#### AIM:
Make an exact copy of all the records.

#### INFORMATION SHOWN:

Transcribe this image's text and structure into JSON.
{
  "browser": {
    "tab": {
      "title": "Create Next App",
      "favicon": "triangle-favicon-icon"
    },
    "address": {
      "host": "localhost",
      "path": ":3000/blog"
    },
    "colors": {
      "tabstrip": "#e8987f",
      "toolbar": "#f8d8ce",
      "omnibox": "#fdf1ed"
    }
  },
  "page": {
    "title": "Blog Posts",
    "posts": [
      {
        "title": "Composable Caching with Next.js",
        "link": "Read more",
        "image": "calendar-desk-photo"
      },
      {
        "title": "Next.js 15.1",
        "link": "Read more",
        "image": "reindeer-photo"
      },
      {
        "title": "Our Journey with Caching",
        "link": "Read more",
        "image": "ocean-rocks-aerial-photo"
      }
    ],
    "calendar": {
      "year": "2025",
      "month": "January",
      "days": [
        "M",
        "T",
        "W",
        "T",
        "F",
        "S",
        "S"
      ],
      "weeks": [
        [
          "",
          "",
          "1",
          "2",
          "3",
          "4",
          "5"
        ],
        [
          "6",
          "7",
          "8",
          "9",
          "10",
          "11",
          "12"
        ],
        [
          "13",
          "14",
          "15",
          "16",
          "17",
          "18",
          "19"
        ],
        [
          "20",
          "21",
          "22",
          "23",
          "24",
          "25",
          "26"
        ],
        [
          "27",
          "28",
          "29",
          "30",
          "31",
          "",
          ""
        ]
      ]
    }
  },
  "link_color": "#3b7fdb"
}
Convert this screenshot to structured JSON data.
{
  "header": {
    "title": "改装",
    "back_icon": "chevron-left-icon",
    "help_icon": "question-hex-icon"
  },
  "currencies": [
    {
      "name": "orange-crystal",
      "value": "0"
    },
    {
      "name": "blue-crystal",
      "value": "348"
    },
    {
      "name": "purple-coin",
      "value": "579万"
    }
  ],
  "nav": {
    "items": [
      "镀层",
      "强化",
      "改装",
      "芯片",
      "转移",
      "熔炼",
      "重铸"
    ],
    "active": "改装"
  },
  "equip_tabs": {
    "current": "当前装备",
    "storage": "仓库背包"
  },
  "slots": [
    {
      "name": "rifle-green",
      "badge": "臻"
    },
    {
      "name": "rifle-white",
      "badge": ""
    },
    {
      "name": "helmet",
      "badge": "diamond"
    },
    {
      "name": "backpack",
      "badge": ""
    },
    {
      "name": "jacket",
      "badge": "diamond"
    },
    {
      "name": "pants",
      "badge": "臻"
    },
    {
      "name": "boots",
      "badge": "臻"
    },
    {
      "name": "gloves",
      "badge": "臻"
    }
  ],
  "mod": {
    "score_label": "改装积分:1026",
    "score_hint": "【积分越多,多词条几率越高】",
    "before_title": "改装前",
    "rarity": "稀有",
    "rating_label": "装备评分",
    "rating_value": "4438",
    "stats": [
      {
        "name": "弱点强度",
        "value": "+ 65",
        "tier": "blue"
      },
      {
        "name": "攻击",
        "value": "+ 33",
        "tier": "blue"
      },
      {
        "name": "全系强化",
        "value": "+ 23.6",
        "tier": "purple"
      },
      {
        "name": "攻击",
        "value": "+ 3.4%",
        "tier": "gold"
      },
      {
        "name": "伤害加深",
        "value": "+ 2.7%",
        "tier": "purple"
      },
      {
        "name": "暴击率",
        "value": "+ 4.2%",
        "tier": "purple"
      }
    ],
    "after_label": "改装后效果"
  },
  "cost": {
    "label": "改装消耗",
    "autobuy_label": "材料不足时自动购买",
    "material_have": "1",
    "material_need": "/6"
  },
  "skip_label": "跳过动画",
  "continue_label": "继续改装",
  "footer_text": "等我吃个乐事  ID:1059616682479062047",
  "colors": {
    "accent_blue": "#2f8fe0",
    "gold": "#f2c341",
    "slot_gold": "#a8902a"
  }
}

#### THE COMPLETED TASK:
Transcribe this image's text and structure into JSON.
{
  "browser": {
    "tab": {
      "title": "Create Next App",
      "favicon": "triangle-favicon-icon"
    },
    "address": {
      "host": "localhost",
      "path": ":3000/blog"
    },
    "colors": {
      "tabstrip": "#e8987f",
      "toolbar": "#f8d8ce",
      "omnibox": "#fdf1ed"
    }
  },
  "page": {
    "title": "Blog Posts",
    "posts": [
      {
        "title": "Composable Caching with Next.js",
        "link": "Read more",
        "image": "calendar-desk-photo"
      },
      {
        "title": "Next.js 15.1",
        "link": "Read more",
        "image": "reindeer-photo"
      },
      {
        "title": "Our Journey with Caching",
        "link": "Read more",
        "image": "ocean-rocks-aerial-photo"
      }
    ],
    "calendar": {
      "year": "2025",
      "month": "January",
      "days": [
        "M",
        "T",
        "W",
        "T",
        "F",
        "S",
        "S"
      ],
      "weeks": [
        [
          "",
          "",
          "1",
          "2",
          "3",
          "4",
          "5"
        ],
        [
          "6",
          "7",
          "8",
          "9",
          "10",
          "11",
          "12"
        ],
        [
          "13",
          "14",
          "15",
          "16",
          "17",
          "18",
          "19"
        ],
        [
          "20",
          "21",
          "22",
          "23",
          "24",
          "25",
          "26"
        ],
        [
          "27",
          "28",
          "29",
          "30",
          "31",
          "",
          ""
        ]
      ]
    }
  },
  "link_color": "#3b7fdb"
}
Convert this screenshot to structured JSON data.
{
  "header": {
    "title": "改装",
    "back_icon": "chevron-left-icon",
    "help_icon": "question-hex-icon"
  },
  "currencies": [
    {
      "name": "orange-crystal",
      "value": "0"
    },
    {
      "name": "blue-crystal",
      "value": "348"
    },
    {
      "name": "purple-coin",
      "value": "579万"
    }
  ],
  "nav": {
    "items": [
      "镀层",
      "强化",
      "改装",
      "芯片",
      "转移",
      "熔炼",
      "重铸"
    ],
    "active": "改装"
  },
  "equip_tabs": {
    "current": "当前装备",
    "storage": "仓库背包"
  },
  "slots": [
    {
      "name": "rifle-green",
      "badge": "臻"
    },
    {
      "name": "rifle-white",
      "badge": ""
    },
    {
      "name": "helmet",
      "badge": "diamond"
    },
    {
      "name": "backpack",
      "badge": ""
    },
    {
      "name": "jacket",
      "badge": "diamond"
    },
    {
      "name": "pants",
      "badge": "臻"
    },
    {
      "name": "boots",
      "badge": "臻"
    },
    {
      "name": "gloves",
      "badge": "臻"
    }
  ],
  "mod": {
    "score_label": "改装积分:1026",
    "score_hint": "【积分越多,多词条几率越高】",
    "before_title": "改装前",
    "rarity": "稀有",
    "rating_label": "装备评分",
    "rating_value": "4438",
    "stats": [
      {
        "name": "弱点强度",
        "value": "+ 65",
        "tier": "blue"
      },
      {
        "name": "攻击",
        "value": "+ 33",
        "tier": "blue"
      },
      {
        "name": "全系强化",
        "value": "+ 23.6",
        "tier": "purple"
      },
      {
        "name": "攻击",
        "value": "+ 3.4%",
        "tier": "gold"
      },
      {
        "name": "伤害加深",
        "value": "+ 2.7%",
        "tier": "purple"
      },
      {
        "name": "暴击率",
        "value": "+ 4.2%",
        "tier": "purple"
      }
    ],
    "after_label": "改装后效果"
  },
  "cost": {
    "label": "改装消耗",
    "autobuy_label": "材料不足时自动购买",
    "material_have": "1",
    "material_need": "/6"
  },
  "skip_label": "跳过动画",
  "continue_label": "继续改装",
  "footer_text": "等我吃个乐事  ID:1059616682479062047",
  "colors": {
    "accent_blue": "#2f8fe0",
    "gold": "#f2c341",
    "slot_gold": "#a8902a"
  }
}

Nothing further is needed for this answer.